Data listing.
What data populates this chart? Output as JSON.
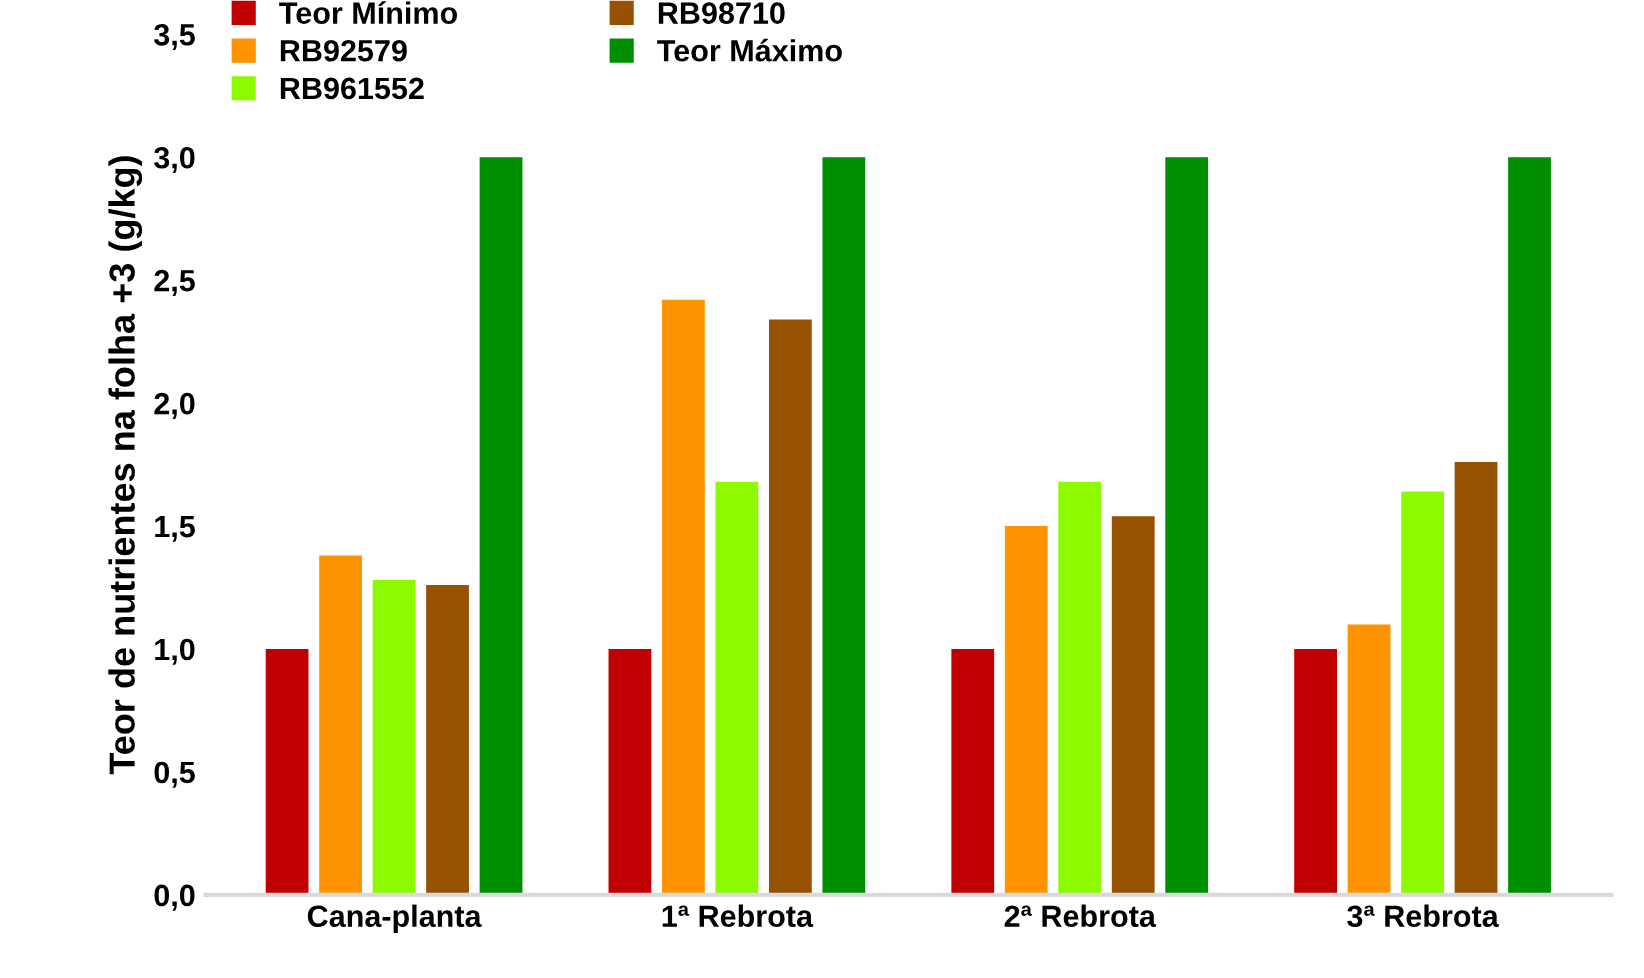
{
  "chart_data": {
    "type": "bar",
    "ylabel": "Teor de nutrientes na folha +3 (g/kg)",
    "categories": [
      "Cana-planta",
      "1ª Rebrota",
      "2ª Rebrota",
      "3ª Rebrota"
    ],
    "series": [
      {
        "name": "Teor Mínimo",
        "color": "#c00000",
        "values": [
          1.0,
          1.0,
          1.0,
          1.0
        ]
      },
      {
        "name": "RB92579",
        "color": "#ff9300",
        "values": [
          1.38,
          2.42,
          1.5,
          1.1
        ]
      },
      {
        "name": "RB961552",
        "color": "#8efa00",
        "values": [
          1.28,
          1.68,
          1.68,
          1.64
        ]
      },
      {
        "name": "RB98710",
        "color": "#965200",
        "values": [
          1.26,
          2.34,
          1.54,
          1.76
        ]
      },
      {
        "name": "Teor Máximo",
        "color": "#008f00",
        "values": [
          3.0,
          3.0,
          3.0,
          3.0
        ]
      }
    ],
    "ylim": [
      0,
      3.5
    ],
    "yticks": [
      {
        "value": 0,
        "label": "0,0"
      },
      {
        "value": 0.5,
        "label": "0,5"
      },
      {
        "value": 1.0,
        "label": "1,0"
      },
      {
        "value": 1.5,
        "label": "1,5"
      },
      {
        "value": 2.0,
        "label": "2,0"
      },
      {
        "value": 2.5,
        "label": "2,5"
      },
      {
        "value": 3.0,
        "label": "3,0"
      },
      {
        "value": 3.5,
        "label": "3,5"
      }
    ],
    "grid": false,
    "legend": "top left"
  }
}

What you will do.
Copy every line of the material in which the word "name" occurs.

The solution.
        "name": "Teor Mínimo",
        "name": "RB92579",
        "name": "RB961552",
        "name": "RB98710",
        "name": "Teor Máximo",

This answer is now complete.